Material for the task –
........

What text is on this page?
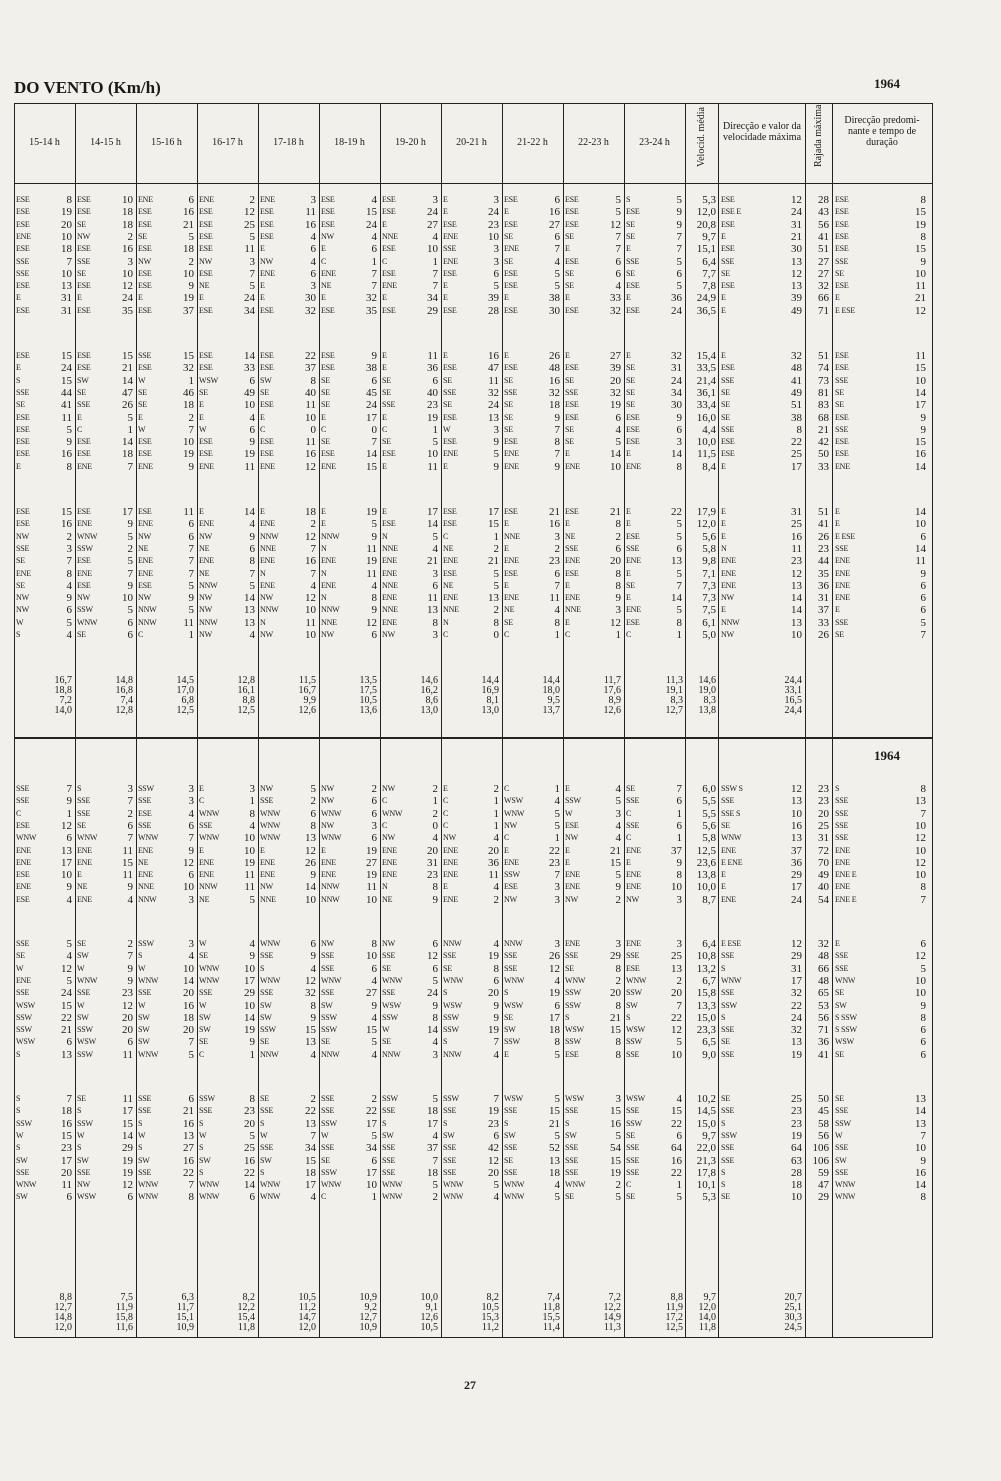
DO VENTO (Km/h)	1964
1964
15-14 h	14-15 h	15-16 h	16-17 h	17-18 h	18-19 h	19-20 h	20-21 h	21-22 h	22-23 h	23-24 h	Velocid. média	Rajada máxima
Direcção e valor da velocidade máxima
Direcção predomi- nante e tempo de duração
ESE	8 ESE	10 ENE	6 ENE	2 ENE	3 ESE	4 ESE	3 E	3 ESE	6 ESE	5 S	5	5,3 ESE	12	28 ESE	8
ESE	19 ESE	18 ESE	16 ESE	12 ESE	11 ESE	15 ESE	24 E	24 E	16 ESE	5 ESE	9	12,0 ESE E	24	43 ESE	15
ESE	20 SE	18 ESE	21 ESE	25 ESE	16 ESE	24 E	27 ESE	23 ESE	27 ESE	12 SE	9	20,8 ESE	31	56 ESE	19
ENE	10 NW	2 SE	5 ESE	5 ESE	4 NW	4 NNE	4 ENE	10 SE	6 SE	7 SE	7	9,7 E	21	41 ESE	8
ESE	18 ESE	16 ESE	18 ESE	11 E	6 E	6 ESE	10 SSE	3 ENE	7 E	7 E	7	15,1 ESE	30	51 ESE	15
SSE	7 SSE	3 NW	2 NW	3 NW	4 C	1 C	1 ENE	3 SE	4 ESE	6 SSE	5	6,4 SSE	13	27 SSE	9
SSE	10 SE	10 ESE	10 ESE	7 ENE	6 ENE	7 ESE	7 ESE	6 ESE	5 SE	6 SE	6	7,7 SE	12	27 SE	10
ESE	13 ESE	12 ESE	9 NE	5 E	3 NE	7 ENE	7 E	5 ESE	5 SE	4 ESE	5	7,8 ESE	13	32 ESE	11
E	31 E	24 E	19 E	24 E	30 E	32 E	34 E	39 E	38 E	33 E	36	24,9 E	39	66 E	21
ESE	31 ESE	35 ESE	37 ESE	34 ESE	32 ESE	35 ESE	29 ESE	28 ESE	30 ESE	32 ESE	24	36,5 E	49	71 E ESE	12
ESE	15 ESE	15 SSE	15 ESE	14 ESE	22 ESE	9 E	11 E	16 E	26 E	27 E	32	15,4 E	32	51 ESE	11
E	24 ESE	21 ESE	32 ESE	33 ESE	37 ESE	38 E	36 ESE	47 ESE	48 ESE	39 SE	31	33,5 ESE	48	74 ESE	15
S	15 SW	14 W	1 WSW	6 SW	8 SE	6 SE	6 SE	11 SE	16 SE	20 SE	24	21,4 SSE	41	73 SSE	10
SSE	44 SE	47 SE	46 SE	49 SE	40 SE	45 SE	40 SSE	32 SSE	32 SSE	32 SE	34	36,1 SE	49	81 SE	14
SE	41 SSE	26 SE	18 E	10 ESE	11 SE	24 SSE	23 SE	24 SE	18 ESE	19 SE	30	33,4 SE	51	83 SE	17
ESE	11 E	5 E	2 E	4 E	10 E	17 E	19 ESE	13 SE	9 ESE	6 ESE	9	16,0 SE	38	68 ESE	9
ESE	5 C	1 W	7 W	6 C	0 C	0 C	1 W	3 SE	7 SE	4 ESE	6	4,4 SSE	8	21 SSE	9
ESE	9 ESE	14 ESE	10 ESE	9 ESE	11 SE	7 SE	5 ESE	9 ESE	8 SE	5 ESE	3	10,0 ESE	22	42 ESE	15
ESE	16 ESE	18 ESE	19 ESE	19 ESE	16 ESE	14 ESE	10 ENE	5 ENE	7 E	14 E	14	11,5 ESE	25	50 ESE	16
E	8 ENE	7 ENE	9 ENE	11 ENE	12 ENE	15 E	11 E	9 ENE	9 ENE	10 ENE	8	8,4 E	17	33 ENE	14
ESE	15 ESE	17 ESE	11 E	14 E	18 E	19 E	17 ESE	17 ESE	21 ESE	21 E	22	17,9 E	31	51 E	14
ESE	16 ENE	9 ENE	6 ENE	4 ENE	2 E	5 ESE	14 ESE	15 E	16 E	8 E	5	12,0 E	25	41 E	10
NW	2 WNW	5 NW	6 NW	9 NNW	12 NNW	9 N	5 C	1 NNE	3 NE	2 ESE	5	5,6 E	16	26 E ESE	6
SSE	3 SSW	2 NE	7 NE	6 NNE	7 N	11 NNE	4 NE	2 E	2 SSE	6 SSE	6	5,8 N	11	23 SSE	14
SE	7 ESE	5 ENE	7 ENE	8 ENE	16 ENE	19 ENE	21 ENE	21 ENE	23 ENE	20 ENE	13	9,8 ENE	23	44 ENE	11
ENE	8 ENE	7 ENE	7 NE	7 N	7 N	11 ENE	3 ESE	5 ESE	6 ESE	8 E	5	7,1 ENE	12	35 ENE	9
SE	4 ESE	9 ESE	5 NNW	5 ENE	4 ENE	4 NNE	6 NE	5 E	7 E	8 SE	7	7,3 ENE	13	36 ENE	6
NW	9 NW	10 NW	9 NW	14 NW	12 N	8 ENE	11 ENE	13 ENE	11 ENE	9 E	14	7,3 NW	14	31 ENE	6
NW	6 SSW	5 NNW	5 NW	13 NNW	10 NNW	9 NNE	13 NNE	2 NE	4 NNE	3 ENE	5	7,5 E	14	37 E	6
W	5 WNW	6 NNW	11 NNW	13 N	11 NNE	12 ENE	8 N	8 SE	8 E	12 ESE	8	6,1 NNW	13	33 SSE	5
S	4 SE	6 C	1 NW	4 NW	10 NW	6 NW	3 C	0 C	1 C	1 C	1	5,0 NW	10	26 SE	7
SSE	7 S	3 SSW	3 E	3 NW	5 NW	2 NW	2 E	2 C	1 E	4 SE	7	6,0 SSW S	12	23 S	8
SSE	9 SSE	7 SSE	3 C	1 SSE	2 NW	6 C	1 C	1 WSW	4 SSW	5 SSE	6	5,5 SSE	13	23 SSE	13
C	1 SSE	2 ESE	4 WNW	8 WNW	6 WNW	6 WNW	2 C	1 WNW	5 W	3 C	1	5,5 SSE S	10	20 SSE	7
ESE	12 SE	6 SSE	6 SSE	4 WNW	8 NW	3 C	0 C	1 NW	5 ESE	4 SSE	6	5,6 SE	16	25 SSE	10
WNW	6 WNW	7 WNW	7 WNW	10 WNW	13 WNW	6 NW	4 NW	4 C	1 NW	4 C	1	5,8 WNW	13	31 SSE	12
ENE	13 ENE	11 ENE	9 E	10 E	12 E	19 ENE	20 ENE	20 E	22 E	21 ENE	37	12,5 ENE	37	72 ENE	10
ENE	17 ENE	15 NE	12 ENE	19 ENE	26 ENE	27 ENE	31 ENE	36 ENE	23 E	15 E	9	23,6 E ENE	36	70 ENE	12
ESE	10 E	11 ENE	6 ENE	11 ENE	9 ENE	19 ENE	23 ENE	11 SSW	7 ENE	5 ENE	8	13,8 E	29	49 ENE E	10
ENE	9 NE	9 NNE	10 NNW	11 NW	14 NNW	11 N	8 E	4 ESE	3 ENE	9 ENE	10	10,0 E	17	40 ENE	8
ESE	4 ENE	4 NNW	3 NE	5 NNE	10 NNW	10 NE	9 ENE	2 NW	3 NW	2 NW	3	8,7 ENE	24	54 ENE E	7
SSE	5 SE	2 SSW	3 W	4 WNW	6 NW	8 NW	6 NNW	4 NNW	3 ENE	3 ENE	3	6,4 E ESE	12	32 E	6
SE	4 SW	7 S	4 SE	9 SSE	9 SSE	10 SSE	12 SSE	19 SSE	26 SSE	29 SSE	25	10,8 SSE	29	48 SSE	12
W	12 W	9 W	10 WNW	10 S	4 SSE	6 SE	6 SE	8 SSE	12 SE	8 ESE	13	13,2 S	31	66 SSE	5
ENE	5 WNW	9 WNW	14 WNW	17 WNW	12 WNW	4 WNW	5 WNW	6 WNW	4 WNW	2 WNW	2	6,7 WNW	17	48 WNW	10
SSE	24 SSE	23 SSE	20 SSE	29 SSE	32 SSE	27 SSE	24 S	20 S	19 SSW	20 SSW	20	15,8 SSE	32	65 SE	10
WSW	15 W	12 W	16 W	10 SW	8 SW	9 WSW	9 WSW	9 WSW	6 SSW	8 SW	7	13,3 SSW	22	53 SW	9
SSW	22 SW	20 SW	18 SW	14 SW	9 SSW	4 SSW	8 SSW	9 SE	17 S	21 S	22	15,0 S	24	56 S SSW	8
SSW	21 SSW	20 SW	20 SW	19 SSW	15 SSW	15 W	14 SSW	19 SW	18 WSW	15 WSW	12	23,3 SSE	32	71 S SSW	6
WSW	6 WSW	6 SW	7 SE	9 SE	13 SE	5 SE	4 S	7 SSW	8 SSW	8 SSW	5	6,5 SE	13	36 WSW	6
S	13 SSW	11 WNW	5 C	1 NNW	4 NNW	4 NNW	3 NNW	4 E	5 ESE	8 SSE	10	9,0 SSE	19	41 SE	6
S	7 SE	11 SSE	6 SSW	8 SE	2 SSE	2 SSW	5 SSW	7 WSW	5 WSW	3 WSW	4	10,2 SE	25	50 SE	13
S	18 S	17 SSE	21 SSE	23 SSE	22 SSE	22 SSE	18 SSE	19 SSE	15 SSE	15 SSE	15	14,5 SSE	23	45 SSE	14
SSW	16 SSW	15 S	16 S	20 S	13 SSW	17 S	17 S	23 S	21 S	16 SSW	22	15,0 S	23	58 SSW	13
W	15 W	14 W	13 W	5 W	7 W	5 SW	4 SW	6 SW	5 SW	5 SE	6	9,7 SSW	19	56 W	7
S	23 S	29 S	27 S	25 SSE	34 SSE	34 SSE	37 SSE	42 SSE	52 SSE	54 SSE	64	22,0 SSE	64 106 SSE	10
SW	17 SW	19 SW	16 SW	16 SW	15 SE	6 SSE	7 SSE	12 SE	13 SSE	15 SSE	16	21,3 SSE	63 106 SW	9
SSE	20 SSE	19 SSE	22 S	22 S	18 SSW	17 SSE	18 SSE	20 SSE	18 SSE	19 SSE	22	17,8 S	28	59 SSE	16
WNW	11 NW	12 WNW	7 WNW	14 WNW	17 WNW	10 WNW	5 WNW	5 WNW	4 WNW	2 C	1	10,1 S	18	47 WNW	14
SW	6 WSW	6 WNW	8 WNW	6 WNW	4 C	1 WNW	2 WNW	4 WNW	5 SE	5 SE	5	5,3 SE	10	29 WNW	8
27
16,7	14,8	14,5	12,8	11,5	13,5	14,6	14,4	14,4	11,7	11,3	14,6	24,4
18,8	16,8	17,0	16,1	16,7	17,5	16,2	16,9	18,0	17,6	19,1	19,0	33,1
7,2	7,4	6,8	8,8	9,9	10,5	8,6	8,1	9,5	8,9	8,3	8,3	16,5
14,0	12,8	12,5	12,5	12,6	13,6	13,0	13,0	13,7	12,6	12,7	13,8	24,4
8,8	7,5	6,3	8,2	10,5	10,9	10,0	8,2	7,4	7,2	8,8	9,7	20,7
12,7	11,9	11,7	12,2	11,2	9,2	9,1	10,5	11,8	12,2	11,9	12,0	25,1
14,8	15,8	15,1	15,4	14,7	12,7	12,6	15,3	15,5	14,9	17,2	14,0	30,3
12,0	11,6	10,9	11,8	12,0	10,9	10,5	11,2	11,4	11,3	12,5	11,8	24,5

........

What the exercise asks –
Report how many lines of the data contain the word "máxima", using the number alone.

Answer to this problem –
2